GOAL OF THE EXERCISE: Show every line of the records below that contains the word "text".

.....

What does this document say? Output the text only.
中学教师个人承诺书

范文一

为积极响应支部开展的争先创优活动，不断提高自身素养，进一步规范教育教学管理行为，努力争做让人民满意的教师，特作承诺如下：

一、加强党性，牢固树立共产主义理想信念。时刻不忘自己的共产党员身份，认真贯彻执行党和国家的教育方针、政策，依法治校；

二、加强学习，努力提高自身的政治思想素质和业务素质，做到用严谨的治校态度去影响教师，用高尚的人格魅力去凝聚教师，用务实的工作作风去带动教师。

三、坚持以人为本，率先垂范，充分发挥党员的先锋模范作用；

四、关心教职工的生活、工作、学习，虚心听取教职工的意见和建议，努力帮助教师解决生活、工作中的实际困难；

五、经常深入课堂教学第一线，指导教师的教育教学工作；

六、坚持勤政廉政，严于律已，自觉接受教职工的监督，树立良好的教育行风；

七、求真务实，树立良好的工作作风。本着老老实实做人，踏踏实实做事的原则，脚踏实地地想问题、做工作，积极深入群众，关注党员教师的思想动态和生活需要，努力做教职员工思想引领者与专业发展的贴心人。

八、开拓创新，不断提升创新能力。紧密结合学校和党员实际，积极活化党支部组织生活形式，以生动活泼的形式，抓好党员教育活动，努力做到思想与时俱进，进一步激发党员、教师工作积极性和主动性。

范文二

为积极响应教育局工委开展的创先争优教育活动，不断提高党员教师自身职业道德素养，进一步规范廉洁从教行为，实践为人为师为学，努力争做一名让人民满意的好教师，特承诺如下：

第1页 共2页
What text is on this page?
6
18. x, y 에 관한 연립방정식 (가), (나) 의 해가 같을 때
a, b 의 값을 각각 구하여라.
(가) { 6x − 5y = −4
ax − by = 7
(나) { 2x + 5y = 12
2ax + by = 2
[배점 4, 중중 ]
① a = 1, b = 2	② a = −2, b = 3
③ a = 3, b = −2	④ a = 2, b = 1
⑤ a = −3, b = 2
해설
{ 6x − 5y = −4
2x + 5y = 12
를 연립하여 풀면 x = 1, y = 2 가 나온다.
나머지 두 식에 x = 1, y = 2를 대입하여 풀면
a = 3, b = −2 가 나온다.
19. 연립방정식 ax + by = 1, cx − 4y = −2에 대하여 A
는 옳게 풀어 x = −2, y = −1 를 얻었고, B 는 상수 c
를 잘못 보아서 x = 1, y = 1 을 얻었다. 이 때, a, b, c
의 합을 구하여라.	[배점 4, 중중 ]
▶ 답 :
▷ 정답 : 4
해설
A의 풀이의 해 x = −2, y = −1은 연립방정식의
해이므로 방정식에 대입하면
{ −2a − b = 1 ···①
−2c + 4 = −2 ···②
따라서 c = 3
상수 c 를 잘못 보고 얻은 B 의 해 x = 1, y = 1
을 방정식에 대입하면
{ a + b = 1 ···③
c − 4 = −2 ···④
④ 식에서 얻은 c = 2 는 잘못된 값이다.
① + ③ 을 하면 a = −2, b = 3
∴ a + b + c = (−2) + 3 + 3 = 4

.....

EXERCISE RESULT:
What does this document say? Output the text only.
What text is on this page?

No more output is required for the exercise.